— START —
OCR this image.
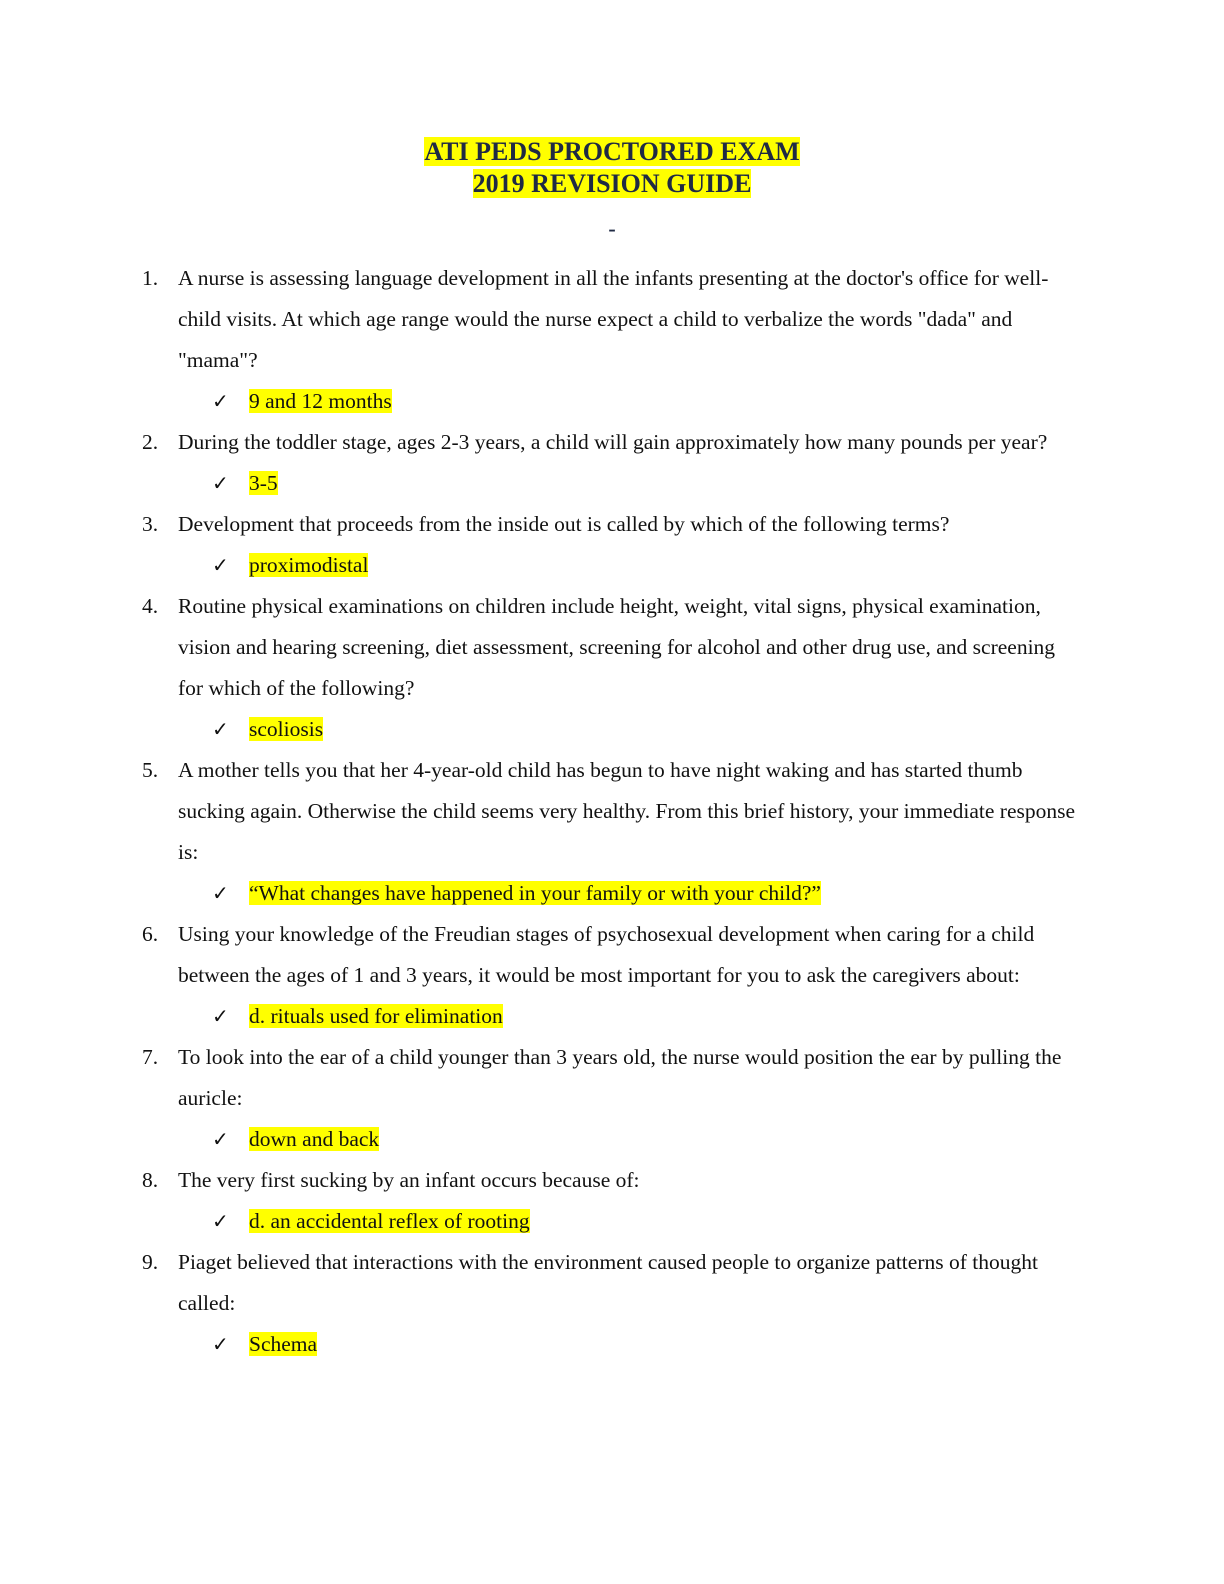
ATI PEDS PROCTORED EXAM
2019 REVISION GUIDE
-
1. A nurse is assessing language development in all the infants presenting at the doctor's office for well-child visits. At which age range would the nurse expect a child to verbalize the words "dada" and "mama"?
✓ 9 and 12 months
2. During the toddler stage, ages 2-3 years, a child will gain approximately how many pounds per year?
✓ 3-5
3. Development that proceeds from the inside out is called by which of the following terms?
✓ proximodistal
4. Routine physical examinations on children include height, weight, vital signs, physical examination, vision and hearing screening, diet assessment, screening for alcohol and other drug use, and screening for which of the following?
✓ scoliosis
5. A mother tells you that her 4-year-old child has begun to have night waking and has started thumb sucking again. Otherwise the child seems very healthy. From this brief history, your immediate response is:
✓ “What changes have happened in your family or with your child?”
6. Using your knowledge of the Freudian stages of psychosexual development when caring for a child between the ages of 1 and 3 years, it would be most important for you to ask the caregivers about:
✓ d. rituals used for elimination
7. To look into the ear of a child younger than 3 years old, the nurse would position the ear by pulling the auricle:
✓ down and back
8. The very first sucking by an infant occurs because of:
✓ d. an accidental reflex of rooting
9. Piaget believed that interactions with the environment caused people to organize patterns of thought called:
✓ Schema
— END —
Write out the records above once more, word for word, with no pictures.

OCR this image.
ATI PEDS PROCTORED EXAM
2019 REVISION GUIDE
-
1. A nurse is assessing language development in all the infants presenting at the doctor's office for well-child visits. At which age range would the nurse expect a child to verbalize the words "dada" and "mama"?
✓ 9 and 12 months
2. During the toddler stage, ages 2-3 years, a child will gain approximately how many pounds per year?
✓ 3-5
3. Development that proceeds from the inside out is called by which of the following terms?
✓ proximodistal
4. Routine physical examinations on children include height, weight, vital signs, physical examination, vision and hearing screening, diet assessment, screening for alcohol and other drug use, and screening for which of the following?
✓ scoliosis
5. A mother tells you that her 4-year-old child has begun to have night waking and has started thumb sucking again. Otherwise the child seems very healthy. From this brief history, your immediate response is:
✓ “What changes have happened in your family or with your child?”
6. Using your knowledge of the Freudian stages of psychosexual development when caring for a child between the ages of 1 and 3 years, it would be most important for you to ask the caregivers about:
✓ d. rituals used for elimination
7. To look into the ear of a child younger than 3 years old, the nurse would position the ear by pulling the auricle:
✓ down and back
8. The very first sucking by an infant occurs because of:
✓ d. an accidental reflex of rooting
9. Piaget believed that interactions with the environment caused people to organize patterns of thought called:
✓ Schema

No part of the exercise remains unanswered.